◆ Set problem
Collect all lines below with the string "probabilmente".

Rows from a figure dataset
---*---

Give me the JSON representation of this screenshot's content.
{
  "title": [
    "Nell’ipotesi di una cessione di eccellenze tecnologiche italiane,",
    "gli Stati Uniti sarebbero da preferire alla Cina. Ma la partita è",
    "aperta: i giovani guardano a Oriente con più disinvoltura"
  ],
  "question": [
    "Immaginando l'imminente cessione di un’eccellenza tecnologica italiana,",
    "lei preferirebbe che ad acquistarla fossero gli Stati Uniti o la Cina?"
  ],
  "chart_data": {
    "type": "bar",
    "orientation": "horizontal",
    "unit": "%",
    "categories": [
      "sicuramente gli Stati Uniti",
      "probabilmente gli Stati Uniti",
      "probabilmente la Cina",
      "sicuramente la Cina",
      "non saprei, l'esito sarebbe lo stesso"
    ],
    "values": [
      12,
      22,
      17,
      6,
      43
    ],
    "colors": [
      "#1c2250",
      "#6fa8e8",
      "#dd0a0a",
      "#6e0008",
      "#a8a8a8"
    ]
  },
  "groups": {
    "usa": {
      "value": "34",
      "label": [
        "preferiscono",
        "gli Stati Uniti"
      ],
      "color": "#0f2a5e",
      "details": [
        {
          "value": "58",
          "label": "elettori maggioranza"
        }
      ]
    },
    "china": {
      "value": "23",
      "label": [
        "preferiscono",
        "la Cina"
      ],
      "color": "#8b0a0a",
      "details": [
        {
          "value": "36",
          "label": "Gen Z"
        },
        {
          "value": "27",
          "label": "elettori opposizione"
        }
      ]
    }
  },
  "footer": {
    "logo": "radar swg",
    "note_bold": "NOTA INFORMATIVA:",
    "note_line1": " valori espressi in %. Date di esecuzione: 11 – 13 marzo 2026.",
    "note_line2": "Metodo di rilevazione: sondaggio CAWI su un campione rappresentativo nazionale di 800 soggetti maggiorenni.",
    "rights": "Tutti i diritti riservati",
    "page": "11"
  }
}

---*---

◆ Reply to the task
      "probabilmente gli Stati Uniti",
      "probabilmente la Cina",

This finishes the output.